To do — Write out the records below word for word, please.
§
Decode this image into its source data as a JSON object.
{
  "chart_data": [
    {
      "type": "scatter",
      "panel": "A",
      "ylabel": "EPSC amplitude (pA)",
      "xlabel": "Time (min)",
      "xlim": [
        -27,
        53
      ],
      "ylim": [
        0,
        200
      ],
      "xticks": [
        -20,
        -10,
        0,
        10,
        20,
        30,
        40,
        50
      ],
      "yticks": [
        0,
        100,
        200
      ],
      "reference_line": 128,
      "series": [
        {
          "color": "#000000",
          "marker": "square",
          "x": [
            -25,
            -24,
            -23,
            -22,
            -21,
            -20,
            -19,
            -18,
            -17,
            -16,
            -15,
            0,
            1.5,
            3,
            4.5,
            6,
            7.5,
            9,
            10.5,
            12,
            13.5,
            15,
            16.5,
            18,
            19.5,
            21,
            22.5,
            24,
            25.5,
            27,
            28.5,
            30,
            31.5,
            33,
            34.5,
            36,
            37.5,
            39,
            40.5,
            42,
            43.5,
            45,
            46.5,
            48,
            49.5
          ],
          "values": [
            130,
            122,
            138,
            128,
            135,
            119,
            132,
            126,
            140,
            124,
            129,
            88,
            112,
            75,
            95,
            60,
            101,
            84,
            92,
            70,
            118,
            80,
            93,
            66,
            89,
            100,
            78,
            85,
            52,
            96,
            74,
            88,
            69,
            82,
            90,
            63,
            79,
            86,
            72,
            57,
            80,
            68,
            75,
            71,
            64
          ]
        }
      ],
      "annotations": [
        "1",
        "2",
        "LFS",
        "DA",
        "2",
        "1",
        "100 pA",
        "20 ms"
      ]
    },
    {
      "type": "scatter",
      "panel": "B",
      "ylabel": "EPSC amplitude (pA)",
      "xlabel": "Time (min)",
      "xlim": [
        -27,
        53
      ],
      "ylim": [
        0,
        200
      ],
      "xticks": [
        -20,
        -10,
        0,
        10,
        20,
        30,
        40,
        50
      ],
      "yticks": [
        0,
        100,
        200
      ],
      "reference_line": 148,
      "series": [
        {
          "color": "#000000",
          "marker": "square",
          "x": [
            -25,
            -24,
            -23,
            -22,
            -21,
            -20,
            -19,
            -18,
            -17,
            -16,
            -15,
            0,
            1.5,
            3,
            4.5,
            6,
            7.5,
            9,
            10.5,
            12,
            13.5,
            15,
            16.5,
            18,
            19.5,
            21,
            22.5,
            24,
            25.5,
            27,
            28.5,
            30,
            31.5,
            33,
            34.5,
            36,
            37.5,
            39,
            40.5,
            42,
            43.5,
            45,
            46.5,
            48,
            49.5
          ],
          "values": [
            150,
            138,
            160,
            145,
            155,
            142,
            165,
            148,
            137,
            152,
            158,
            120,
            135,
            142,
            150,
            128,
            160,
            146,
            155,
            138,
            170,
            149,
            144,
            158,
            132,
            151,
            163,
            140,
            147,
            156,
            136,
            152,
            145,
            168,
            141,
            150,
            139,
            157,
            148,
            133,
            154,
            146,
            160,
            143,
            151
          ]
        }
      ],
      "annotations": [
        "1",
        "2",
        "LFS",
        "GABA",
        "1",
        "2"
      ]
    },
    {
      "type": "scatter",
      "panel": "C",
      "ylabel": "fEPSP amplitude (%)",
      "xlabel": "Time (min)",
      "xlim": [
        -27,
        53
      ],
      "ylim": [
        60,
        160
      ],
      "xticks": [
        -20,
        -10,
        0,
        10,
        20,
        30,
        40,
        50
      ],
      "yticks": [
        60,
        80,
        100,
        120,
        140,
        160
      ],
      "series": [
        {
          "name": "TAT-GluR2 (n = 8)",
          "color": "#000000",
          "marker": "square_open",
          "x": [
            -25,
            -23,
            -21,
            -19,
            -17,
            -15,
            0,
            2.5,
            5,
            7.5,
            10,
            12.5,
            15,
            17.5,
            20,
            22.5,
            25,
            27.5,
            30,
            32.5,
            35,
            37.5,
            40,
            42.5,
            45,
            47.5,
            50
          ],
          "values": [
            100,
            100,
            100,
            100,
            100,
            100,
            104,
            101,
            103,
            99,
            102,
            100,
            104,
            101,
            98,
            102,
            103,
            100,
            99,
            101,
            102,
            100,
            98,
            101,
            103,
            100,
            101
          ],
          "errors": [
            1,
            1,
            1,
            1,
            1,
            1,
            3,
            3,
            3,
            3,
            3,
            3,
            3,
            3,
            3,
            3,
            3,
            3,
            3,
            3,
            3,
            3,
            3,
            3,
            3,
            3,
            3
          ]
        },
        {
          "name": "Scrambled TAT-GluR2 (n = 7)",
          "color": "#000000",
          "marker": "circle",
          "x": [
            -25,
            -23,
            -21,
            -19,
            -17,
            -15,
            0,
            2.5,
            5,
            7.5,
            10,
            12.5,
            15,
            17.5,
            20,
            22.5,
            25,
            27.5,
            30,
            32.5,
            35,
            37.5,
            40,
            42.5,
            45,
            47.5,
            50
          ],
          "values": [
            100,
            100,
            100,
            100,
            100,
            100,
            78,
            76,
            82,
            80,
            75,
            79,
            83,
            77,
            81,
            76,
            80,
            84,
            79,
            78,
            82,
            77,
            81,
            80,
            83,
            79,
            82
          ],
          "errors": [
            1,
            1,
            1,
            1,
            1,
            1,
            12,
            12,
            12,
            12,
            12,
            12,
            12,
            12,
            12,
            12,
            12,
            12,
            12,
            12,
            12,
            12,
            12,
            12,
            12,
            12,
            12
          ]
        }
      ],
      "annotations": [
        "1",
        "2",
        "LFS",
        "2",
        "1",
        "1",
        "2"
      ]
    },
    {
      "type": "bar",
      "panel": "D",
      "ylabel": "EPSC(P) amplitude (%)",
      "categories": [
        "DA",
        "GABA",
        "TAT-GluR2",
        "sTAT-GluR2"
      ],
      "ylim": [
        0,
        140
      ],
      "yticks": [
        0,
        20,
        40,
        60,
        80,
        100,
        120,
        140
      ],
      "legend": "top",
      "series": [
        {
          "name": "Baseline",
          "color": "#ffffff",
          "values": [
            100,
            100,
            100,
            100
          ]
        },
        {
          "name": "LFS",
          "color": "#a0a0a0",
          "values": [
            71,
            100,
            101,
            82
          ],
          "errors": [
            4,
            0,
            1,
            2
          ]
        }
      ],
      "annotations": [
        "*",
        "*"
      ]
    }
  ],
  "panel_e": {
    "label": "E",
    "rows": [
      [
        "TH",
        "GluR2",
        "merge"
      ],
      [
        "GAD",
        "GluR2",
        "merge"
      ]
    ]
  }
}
§
Solution to this task —
Decode this image into its source data as a JSON object.
{
  "chart_data": [
    {
      "type": "scatter",
      "panel": "A",
      "ylabel": "EPSC amplitude (pA)",
      "xlabel": "Time (min)",
      "xlim": [
        -27,
        53
      ],
      "ylim": [
        0,
        200
      ],
      "xticks": [
        -20,
        -10,
        0,
        10,
        20,
        30,
        40,
        50
      ],
      "yticks": [
        0,
        100,
        200
      ],
      "reference_line": 128,
      "series": [
        {
          "color": "#000000",
          "marker": "square",
          "x": [
            -25,
            -24,
            -23,
            -22,
            -21,
            -20,
            -19,
            -18,
            -17,
            -16,
            -15,
            0,
            1.5,
            3,
            4.5,
            6,
            7.5,
            9,
            10.5,
            12,
            13.5,
            15,
            16.5,
            18,
            19.5,
            21,
            22.5,
            24,
            25.5,
            27,
            28.5,
            30,
            31.5,
            33,
            34.5,
            36,
            37.5,
            39,
            40.5,
            42,
            43.5,
            45,
            46.5,
            48,
            49.5
          ],
          "values": [
            130,
            122,
            138,
            128,
            135,
            119,
            132,
            126,
            140,
            124,
            129,
            88,
            112,
            75,
            95,
            60,
            101,
            84,
            92,
            70,
            118,
            80,
            93,
            66,
            89,
            100,
            78,
            85,
            52,
            96,
            74,
            88,
            69,
            82,
            90,
            63,
            79,
            86,
            72,
            57,
            80,
            68,
            75,
            71,
            64
          ]
        }
      ],
      "annotations": [
        "1",
        "2",
        "LFS",
        "DA",
        "2",
        "1",
        "100 pA",
        "20 ms"
      ]
    },
    {
      "type": "scatter",
      "panel": "B",
      "ylabel": "EPSC amplitude (pA)",
      "xlabel": "Time (min)",
      "xlim": [
        -27,
        53
      ],
      "ylim": [
        0,
        200
      ],
      "xticks": [
        -20,
        -10,
        0,
        10,
        20,
        30,
        40,
        50
      ],
      "yticks": [
        0,
        100,
        200
      ],
      "reference_line": 148,
      "series": [
        {
          "color": "#000000",
          "marker": "square",
          "x": [
            -25,
            -24,
            -23,
            -22,
            -21,
            -20,
            -19,
            -18,
            -17,
            -16,
            -15,
            0,
            1.5,
            3,
            4.5,
            6,
            7.5,
            9,
            10.5,
            12,
            13.5,
            15,
            16.5,
            18,
            19.5,
            21,
            22.5,
            24,
            25.5,
            27,
            28.5,
            30,
            31.5,
            33,
            34.5,
            36,
            37.5,
            39,
            40.5,
            42,
            43.5,
            45,
            46.5,
            48,
            49.5
          ],
          "values": [
            150,
            138,
            160,
            145,
            155,
            142,
            165,
            148,
            137,
            152,
            158,
            120,
            135,
            142,
            150,
            128,
            160,
            146,
            155,
            138,
            170,
            149,
            144,
            158,
            132,
            151,
            163,
            140,
            147,
            156,
            136,
            152,
            145,
            168,
            141,
            150,
            139,
            157,
            148,
            133,
            154,
            146,
            160,
            143,
            151
          ]
        }
      ],
      "annotations": [
        "1",
        "2",
        "LFS",
        "GABA",
        "1",
        "2"
      ]
    },
    {
      "type": "scatter",
      "panel": "C",
      "ylabel": "fEPSP amplitude (%)",
      "xlabel": "Time (min)",
      "xlim": [
        -27,
        53
      ],
      "ylim": [
        60,
        160
      ],
      "xticks": [
        -20,
        -10,
        0,
        10,
        20,
        30,
        40,
        50
      ],
      "yticks": [
        60,
        80,
        100,
        120,
        140,
        160
      ],
      "series": [
        {
          "name": "TAT-GluR2 (n = 8)",
          "color": "#000000",
          "marker": "square_open",
          "x": [
            -25,
            -23,
            -21,
            -19,
            -17,
            -15,
            0,
            2.5,
            5,
            7.5,
            10,
            12.5,
            15,
            17.5,
            20,
            22.5,
            25,
            27.5,
            30,
            32.5,
            35,
            37.5,
            40,
            42.5,
            45,
            47.5,
            50
          ],
          "values": [
            100,
            100,
            100,
            100,
            100,
            100,
            104,
            101,
            103,
            99,
            102,
            100,
            104,
            101,
            98,
            102,
            103,
            100,
            99,
            101,
            102,
            100,
            98,
            101,
            103,
            100,
            101
          ],
          "errors": [
            1,
            1,
            1,
            1,
            1,
            1,
            3,
            3,
            3,
            3,
            3,
            3,
            3,
            3,
            3,
            3,
            3,
            3,
            3,
            3,
            3,
            3,
            3,
            3,
            3,
            3,
            3
          ]
        },
        {
          "name": "Scrambled TAT-GluR2 (n = 7)",
          "color": "#000000",
          "marker": "circle",
          "x": [
            -25,
            -23,
            -21,
            -19,
            -17,
            -15,
            0,
            2.5,
            5,
            7.5,
            10,
            12.5,
            15,
            17.5,
            20,
            22.5,
            25,
            27.5,
            30,
            32.5,
            35,
            37.5,
            40,
            42.5,
            45,
            47.5,
            50
          ],
          "values": [
            100,
            100,
            100,
            100,
            100,
            100,
            78,
            76,
            82,
            80,
            75,
            79,
            83,
            77,
            81,
            76,
            80,
            84,
            79,
            78,
            82,
            77,
            81,
            80,
            83,
            79,
            82
          ],
          "errors": [
            1,
            1,
            1,
            1,
            1,
            1,
            12,
            12,
            12,
            12,
            12,
            12,
            12,
            12,
            12,
            12,
            12,
            12,
            12,
            12,
            12,
            12,
            12,
            12,
            12,
            12,
            12
          ]
        }
      ],
      "annotations": [
        "1",
        "2",
        "LFS",
        "2",
        "1",
        "1",
        "2"
      ]
    },
    {
      "type": "bar",
      "panel": "D",
      "ylabel": "EPSC(P) amplitude (%)",
      "categories": [
        "DA",
        "GABA",
        "TAT-GluR2",
        "sTAT-GluR2"
      ],
      "ylim": [
        0,
        140
      ],
      "yticks": [
        0,
        20,
        40,
        60,
        80,
        100,
        120,
        140
      ],
      "legend": "top",
      "series": [
        {
          "name": "Baseline",
          "color": "#ffffff",
          "values": [
            100,
            100,
            100,
            100
          ]
        },
        {
          "name": "LFS",
          "color": "#a0a0a0",
          "values": [
            71,
            100,
            101,
            82
          ],
          "errors": [
            4,
            0,
            1,
            2
          ]
        }
      ],
      "annotations": [
        "*",
        "*"
      ]
    }
  ],
  "panel_e": {
    "label": "E",
    "rows": [
      [
        "TH",
        "GluR2",
        "merge"
      ],
      [
        "GAD",
        "GluR2",
        "merge"
      ]
    ]
  }
}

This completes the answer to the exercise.